## Task brief
Find and return each line containing "Employee".

[Begin Dataset]

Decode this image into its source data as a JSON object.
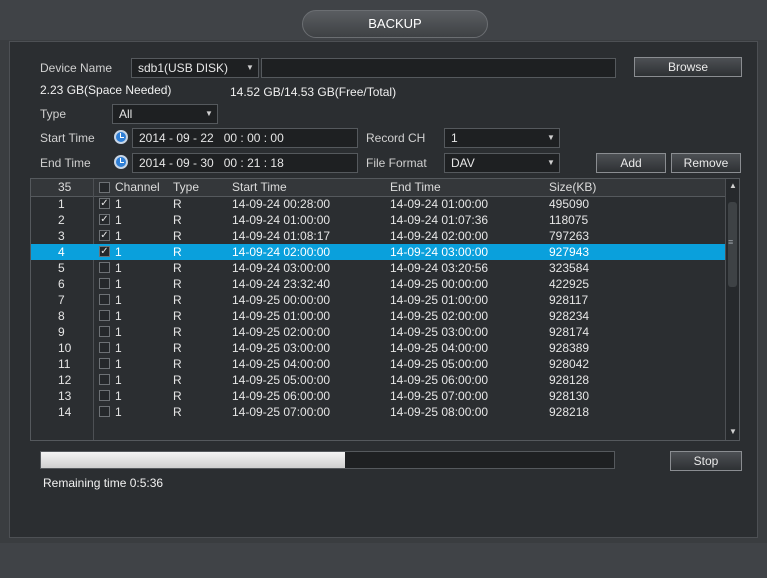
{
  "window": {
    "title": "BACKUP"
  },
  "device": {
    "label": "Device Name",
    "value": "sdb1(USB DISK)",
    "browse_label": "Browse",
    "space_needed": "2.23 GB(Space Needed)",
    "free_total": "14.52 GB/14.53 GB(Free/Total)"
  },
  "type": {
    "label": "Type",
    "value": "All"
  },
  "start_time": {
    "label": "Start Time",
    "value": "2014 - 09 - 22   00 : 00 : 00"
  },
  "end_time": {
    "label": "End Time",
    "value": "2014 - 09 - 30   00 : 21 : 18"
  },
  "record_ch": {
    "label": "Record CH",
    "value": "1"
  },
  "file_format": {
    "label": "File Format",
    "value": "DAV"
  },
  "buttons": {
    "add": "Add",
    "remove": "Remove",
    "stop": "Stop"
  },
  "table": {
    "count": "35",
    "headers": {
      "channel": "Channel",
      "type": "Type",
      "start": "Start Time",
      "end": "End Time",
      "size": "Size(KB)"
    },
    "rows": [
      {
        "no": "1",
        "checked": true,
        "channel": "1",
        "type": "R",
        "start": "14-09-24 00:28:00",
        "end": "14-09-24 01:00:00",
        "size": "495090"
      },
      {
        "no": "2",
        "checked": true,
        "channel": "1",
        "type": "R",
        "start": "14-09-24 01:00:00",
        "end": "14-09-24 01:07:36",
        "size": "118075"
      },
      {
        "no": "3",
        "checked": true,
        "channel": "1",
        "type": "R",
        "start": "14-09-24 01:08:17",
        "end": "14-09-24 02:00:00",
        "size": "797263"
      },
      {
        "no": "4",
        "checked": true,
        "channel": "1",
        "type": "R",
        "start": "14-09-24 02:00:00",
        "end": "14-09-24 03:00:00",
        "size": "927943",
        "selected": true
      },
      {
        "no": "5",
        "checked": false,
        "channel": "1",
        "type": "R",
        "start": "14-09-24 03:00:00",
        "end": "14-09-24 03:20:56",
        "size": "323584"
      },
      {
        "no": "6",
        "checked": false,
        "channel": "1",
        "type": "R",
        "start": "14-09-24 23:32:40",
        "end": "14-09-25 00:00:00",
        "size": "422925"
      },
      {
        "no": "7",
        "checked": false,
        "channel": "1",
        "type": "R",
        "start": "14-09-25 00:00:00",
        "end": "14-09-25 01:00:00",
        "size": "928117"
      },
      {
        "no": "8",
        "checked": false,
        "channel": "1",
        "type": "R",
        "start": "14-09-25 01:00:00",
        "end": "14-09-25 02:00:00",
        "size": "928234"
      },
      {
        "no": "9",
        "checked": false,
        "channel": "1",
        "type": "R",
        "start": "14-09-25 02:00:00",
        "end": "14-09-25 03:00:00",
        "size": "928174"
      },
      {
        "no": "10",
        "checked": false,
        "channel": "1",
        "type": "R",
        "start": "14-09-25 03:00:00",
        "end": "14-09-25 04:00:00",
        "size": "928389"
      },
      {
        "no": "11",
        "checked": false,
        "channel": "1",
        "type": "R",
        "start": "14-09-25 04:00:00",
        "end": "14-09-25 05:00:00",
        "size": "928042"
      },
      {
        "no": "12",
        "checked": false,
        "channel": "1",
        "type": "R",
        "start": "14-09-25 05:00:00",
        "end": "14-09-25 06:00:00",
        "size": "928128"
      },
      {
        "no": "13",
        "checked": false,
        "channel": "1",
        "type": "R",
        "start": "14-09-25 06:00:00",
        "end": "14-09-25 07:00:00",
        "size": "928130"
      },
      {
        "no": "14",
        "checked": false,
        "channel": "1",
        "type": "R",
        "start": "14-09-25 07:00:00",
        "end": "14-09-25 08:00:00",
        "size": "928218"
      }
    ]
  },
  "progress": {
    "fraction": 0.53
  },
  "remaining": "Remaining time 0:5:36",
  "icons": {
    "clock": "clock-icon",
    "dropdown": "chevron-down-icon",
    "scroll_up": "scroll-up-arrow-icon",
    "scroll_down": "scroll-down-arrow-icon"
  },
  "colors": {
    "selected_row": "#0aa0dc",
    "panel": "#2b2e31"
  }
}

[End Dataset]
[Begin Dataset]

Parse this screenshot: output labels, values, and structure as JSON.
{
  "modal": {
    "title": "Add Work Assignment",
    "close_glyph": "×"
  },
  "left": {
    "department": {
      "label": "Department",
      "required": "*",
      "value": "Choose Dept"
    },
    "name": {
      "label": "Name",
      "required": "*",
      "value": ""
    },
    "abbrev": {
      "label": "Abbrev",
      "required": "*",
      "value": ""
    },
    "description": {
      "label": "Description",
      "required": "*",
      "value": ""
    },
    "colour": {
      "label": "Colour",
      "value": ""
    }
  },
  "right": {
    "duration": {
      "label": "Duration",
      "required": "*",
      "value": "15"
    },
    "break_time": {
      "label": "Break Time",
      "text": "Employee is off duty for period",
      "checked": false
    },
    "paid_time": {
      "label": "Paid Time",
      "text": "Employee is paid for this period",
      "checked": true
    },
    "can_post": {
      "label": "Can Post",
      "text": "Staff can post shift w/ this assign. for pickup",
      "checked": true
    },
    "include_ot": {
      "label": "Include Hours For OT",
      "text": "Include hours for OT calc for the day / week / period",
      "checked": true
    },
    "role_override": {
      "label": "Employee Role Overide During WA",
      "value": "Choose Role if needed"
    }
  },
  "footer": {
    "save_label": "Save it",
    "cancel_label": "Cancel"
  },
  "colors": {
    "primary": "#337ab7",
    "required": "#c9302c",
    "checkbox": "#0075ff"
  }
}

[End Dataset]

## Task result
      "text": "Employee is off duty for period",
      "text": "Employee is paid for this period",
      "label": "Employee Role Overide During WA",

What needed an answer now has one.